> WRITTEN REQUEST
Write the data out again in full, with no departure from the original.

> DATA SHOWN
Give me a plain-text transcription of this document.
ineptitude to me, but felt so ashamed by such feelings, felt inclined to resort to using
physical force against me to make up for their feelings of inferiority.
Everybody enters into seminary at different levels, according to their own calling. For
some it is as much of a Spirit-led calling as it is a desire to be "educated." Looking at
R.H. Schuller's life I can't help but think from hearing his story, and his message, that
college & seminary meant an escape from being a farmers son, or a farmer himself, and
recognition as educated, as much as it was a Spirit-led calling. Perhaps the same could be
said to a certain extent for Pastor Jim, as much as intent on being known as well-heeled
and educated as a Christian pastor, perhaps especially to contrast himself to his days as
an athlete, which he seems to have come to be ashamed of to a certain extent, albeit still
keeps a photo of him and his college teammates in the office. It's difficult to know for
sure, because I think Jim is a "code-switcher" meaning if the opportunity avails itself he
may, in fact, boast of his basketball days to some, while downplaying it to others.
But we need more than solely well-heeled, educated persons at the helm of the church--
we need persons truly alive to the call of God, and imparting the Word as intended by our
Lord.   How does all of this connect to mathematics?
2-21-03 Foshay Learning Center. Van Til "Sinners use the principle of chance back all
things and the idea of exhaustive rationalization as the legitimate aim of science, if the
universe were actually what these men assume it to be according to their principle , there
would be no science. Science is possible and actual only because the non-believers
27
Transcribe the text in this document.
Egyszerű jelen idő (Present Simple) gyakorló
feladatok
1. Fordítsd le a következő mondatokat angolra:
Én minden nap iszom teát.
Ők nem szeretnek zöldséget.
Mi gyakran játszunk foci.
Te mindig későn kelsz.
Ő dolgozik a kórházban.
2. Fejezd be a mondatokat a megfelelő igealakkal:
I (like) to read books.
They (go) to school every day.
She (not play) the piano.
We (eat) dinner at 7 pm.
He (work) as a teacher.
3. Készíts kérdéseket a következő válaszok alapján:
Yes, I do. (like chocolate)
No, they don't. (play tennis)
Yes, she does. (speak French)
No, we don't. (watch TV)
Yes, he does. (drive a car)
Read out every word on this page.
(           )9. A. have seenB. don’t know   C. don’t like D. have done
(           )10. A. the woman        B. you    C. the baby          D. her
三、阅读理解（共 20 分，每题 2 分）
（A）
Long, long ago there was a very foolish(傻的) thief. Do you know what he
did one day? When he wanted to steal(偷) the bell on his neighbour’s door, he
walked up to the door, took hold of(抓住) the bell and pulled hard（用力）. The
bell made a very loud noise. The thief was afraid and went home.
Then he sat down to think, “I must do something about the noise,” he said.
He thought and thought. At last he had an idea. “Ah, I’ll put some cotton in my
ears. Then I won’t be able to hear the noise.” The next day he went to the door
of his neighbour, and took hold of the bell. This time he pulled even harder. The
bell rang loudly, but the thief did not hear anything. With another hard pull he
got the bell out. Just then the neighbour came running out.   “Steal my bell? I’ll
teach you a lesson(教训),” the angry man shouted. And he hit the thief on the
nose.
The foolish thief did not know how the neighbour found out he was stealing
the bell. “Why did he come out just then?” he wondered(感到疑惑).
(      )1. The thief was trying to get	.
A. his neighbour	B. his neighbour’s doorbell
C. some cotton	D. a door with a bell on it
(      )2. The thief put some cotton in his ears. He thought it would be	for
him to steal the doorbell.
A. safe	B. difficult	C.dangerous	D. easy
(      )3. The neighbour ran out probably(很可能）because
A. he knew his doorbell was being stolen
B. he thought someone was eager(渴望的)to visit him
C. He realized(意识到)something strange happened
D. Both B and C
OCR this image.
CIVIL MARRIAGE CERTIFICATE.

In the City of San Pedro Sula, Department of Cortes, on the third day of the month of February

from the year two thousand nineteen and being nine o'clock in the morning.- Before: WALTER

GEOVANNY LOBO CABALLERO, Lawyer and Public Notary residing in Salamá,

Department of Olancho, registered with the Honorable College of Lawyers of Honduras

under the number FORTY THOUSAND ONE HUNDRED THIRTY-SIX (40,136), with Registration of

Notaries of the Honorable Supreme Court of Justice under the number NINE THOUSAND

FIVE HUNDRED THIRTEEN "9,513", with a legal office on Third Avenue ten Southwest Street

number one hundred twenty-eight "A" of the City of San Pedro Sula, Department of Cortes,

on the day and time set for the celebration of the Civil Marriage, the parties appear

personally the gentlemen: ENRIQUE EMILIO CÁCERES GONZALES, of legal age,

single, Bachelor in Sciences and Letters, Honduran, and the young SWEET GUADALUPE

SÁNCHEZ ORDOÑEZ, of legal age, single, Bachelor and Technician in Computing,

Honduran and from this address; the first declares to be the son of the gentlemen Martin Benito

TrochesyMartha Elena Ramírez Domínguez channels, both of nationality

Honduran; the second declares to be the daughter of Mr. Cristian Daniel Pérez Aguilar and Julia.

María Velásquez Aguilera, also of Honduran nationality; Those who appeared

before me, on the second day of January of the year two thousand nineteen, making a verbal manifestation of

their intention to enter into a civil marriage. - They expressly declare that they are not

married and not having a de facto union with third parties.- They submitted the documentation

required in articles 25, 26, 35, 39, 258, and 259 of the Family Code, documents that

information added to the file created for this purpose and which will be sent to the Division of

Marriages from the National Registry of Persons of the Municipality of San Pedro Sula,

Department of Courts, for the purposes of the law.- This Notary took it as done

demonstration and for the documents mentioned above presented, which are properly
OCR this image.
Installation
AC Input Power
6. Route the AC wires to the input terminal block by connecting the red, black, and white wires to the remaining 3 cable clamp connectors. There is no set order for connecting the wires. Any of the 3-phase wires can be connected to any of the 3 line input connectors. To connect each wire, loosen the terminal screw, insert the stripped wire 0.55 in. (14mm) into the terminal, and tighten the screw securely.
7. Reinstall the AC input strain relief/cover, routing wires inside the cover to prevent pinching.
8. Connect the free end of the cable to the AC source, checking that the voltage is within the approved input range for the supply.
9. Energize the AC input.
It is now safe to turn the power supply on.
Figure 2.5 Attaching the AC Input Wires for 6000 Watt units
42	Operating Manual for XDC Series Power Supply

> CORRECT RESPONSE
Give me a plain-text transcription of this document.
ineptitude to me, but felt so ashamed by such feelings, felt inclined to resort to using
physical force against me to make up for their feelings of inferiority.
Everybody enters into seminary at different levels, according to their own calling. For
some it is as much of a Spirit-led calling as it is a desire to be "educated." Looking at
R.H. Schuller's life I can't help but think from hearing his story, and his message, that
college & seminary meant an escape from being a farmers son, or a farmer himself, and
recognition as educated, as much as it was a Spirit-led calling. Perhaps the same could be
said to a certain extent for Pastor Jim, as much as intent on being known as well-heeled
and educated as a Christian pastor, perhaps especially to contrast himself to his days as
an athlete, which he seems to have come to be ashamed of to a certain extent, albeit still
keeps a photo of him and his college teammates in the office. It's difficult to know for
sure, because I think Jim is a "code-switcher" meaning if the opportunity avails itself he
may, in fact, boast of his basketball days to some, while downplaying it to others.
But we need more than solely well-heeled, educated persons at the helm of the church--
we need persons truly alive to the call of God, and imparting the Word as intended by our
Lord.   How does all of this connect to mathematics?
2-21-03 Foshay Learning Center. Van Til "Sinners use the principle of chance back all
things and the idea of exhaustive rationalization as the legitimate aim of science, if the
universe were actually what these men assume it to be according to their principle , there
would be no science. Science is possible and actual only because the non-believers
27
Transcribe the text in this document.
Egyszerű jelen idő (Present Simple) gyakorló
feladatok
1. Fordítsd le a következő mondatokat angolra:
Én minden nap iszom teát.
Ők nem szeretnek zöldséget.
Mi gyakran játszunk foci.
Te mindig későn kelsz.
Ő dolgozik a kórházban.
2. Fejezd be a mondatokat a megfelelő igealakkal:
I (like) to read books.
They (go) to school every day.
She (not play) the piano.
We (eat) dinner at 7 pm.
He (work) as a teacher.
3. Készíts kérdéseket a következő válaszok alapján:
Yes, I do. (like chocolate)
No, they don't. (play tennis)
Yes, she does. (speak French)
No, we don't. (watch TV)
Yes, he does. (drive a car)
Read out every word on this page.
(           )9. A. have seenB. don’t know   C. don’t like D. have done
(           )10. A. the woman        B. you    C. the baby          D. her
三、阅读理解（共 20 分，每题 2 分）
（A）
Long, long ago there was a very foolish(傻的) thief. Do you know what he
did one day? When he wanted to steal(偷) the bell on his neighbour’s door, he
walked up to the door, took hold of(抓住) the bell and pulled hard（用力）. The
bell made a very loud noise. The thief was afraid and went home.
Then he sat down to think, “I must do something about the noise,” he said.
He thought and thought. At last he had an idea. “Ah, I’ll put some cotton in my
ears. Then I won’t be able to hear the noise.” The next day he went to the door
of his neighbour, and took hold of the bell. This time he pulled even harder. The
bell rang loudly, but the thief did not hear anything. With another hard pull he
got the bell out. Just then the neighbour came running out.   “Steal my bell? I’ll
teach you a lesson(教训),” the angry man shouted. And he hit the thief on the
nose.
The foolish thief did not know how the neighbour found out he was stealing
the bell. “Why did he come out just then?” he wondered(感到疑惑).
(      )1. The thief was trying to get	.
A. his neighbour	B. his neighbour’s doorbell
C. some cotton	D. a door with a bell on it
(      )2. The thief put some cotton in his ears. He thought it would be	for
him to steal the doorbell.
A. safe	B. difficult	C.dangerous	D. easy
(      )3. The neighbour ran out probably(很可能）because
A. he knew his doorbell was being stolen
B. he thought someone was eager(渴望的)to visit him
C. He realized(意识到)something strange happened
D. Both B and C
OCR this image.
CIVIL MARRIAGE CERTIFICATE.

In the City of San Pedro Sula, Department of Cortes, on the third day of the month of February

from the year two thousand nineteen and being nine o'clock in the morning.- Before: WALTER

GEOVANNY LOBO CABALLERO, Lawyer and Public Notary residing in Salamá,

Department of Olancho, registered with the Honorable College of Lawyers of Honduras

under the number FORTY THOUSAND ONE HUNDRED THIRTY-SIX (40,136), with Registration of

Notaries of the Honorable Supreme Court of Justice under the number NINE THOUSAND

FIVE HUNDRED THIRTEEN "9,513", with a legal office on Third Avenue ten Southwest Street

number one hundred twenty-eight "A" of the City of San Pedro Sula, Department of Cortes,

on the day and time set for the celebration of the Civil Marriage, the parties appear

personally the gentlemen: ENRIQUE EMILIO CÁCERES GONZALES, of legal age,

single, Bachelor in Sciences and Letters, Honduran, and the young SWEET GUADALUPE

SÁNCHEZ ORDOÑEZ, of legal age, single, Bachelor and Technician in Computing,

Honduran and from this address; the first declares to be the son of the gentlemen Martin Benito

TrochesyMartha Elena Ramírez Domínguez channels, both of nationality

Honduran; the second declares to be the daughter of Mr. Cristian Daniel Pérez Aguilar and Julia.

María Velásquez Aguilera, also of Honduran nationality; Those who appeared

before me, on the second day of January of the year two thousand nineteen, making a verbal manifestation of

their intention to enter into a civil marriage. - They expressly declare that they are not

married and not having a de facto union with third parties.- They submitted the documentation

required in articles 25, 26, 35, 39, 258, and 259 of the Family Code, documents that

information added to the file created for this purpose and which will be sent to the Division of

Marriages from the National Registry of Persons of the Municipality of San Pedro Sula,

Department of Courts, for the purposes of the law.- This Notary took it as done

demonstration and for the documents mentioned above presented, which are properly
OCR this image.
Installation
AC Input Power
6. Route the AC wires to the input terminal block by connecting the red, black, and white wires to the remaining 3 cable clamp connectors. There is no set order for connecting the wires. Any of the 3-phase wires can be connected to any of the 3 line input connectors. To connect each wire, loosen the terminal screw, insert the stripped wire 0.55 in. (14mm) into the terminal, and tighten the screw securely.
7. Reinstall the AC input strain relief/cover, routing wires inside the cover to prevent pinching.
8. Connect the free end of the cable to the AC source, checking that the voltage is within the approved input range for the supply.
9. Energize the AC input.
It is now safe to turn the power supply on.
Figure 2.5 Attaching the AC Input Wires for 6000 Watt units
42	Operating Manual for XDC Series Power Supply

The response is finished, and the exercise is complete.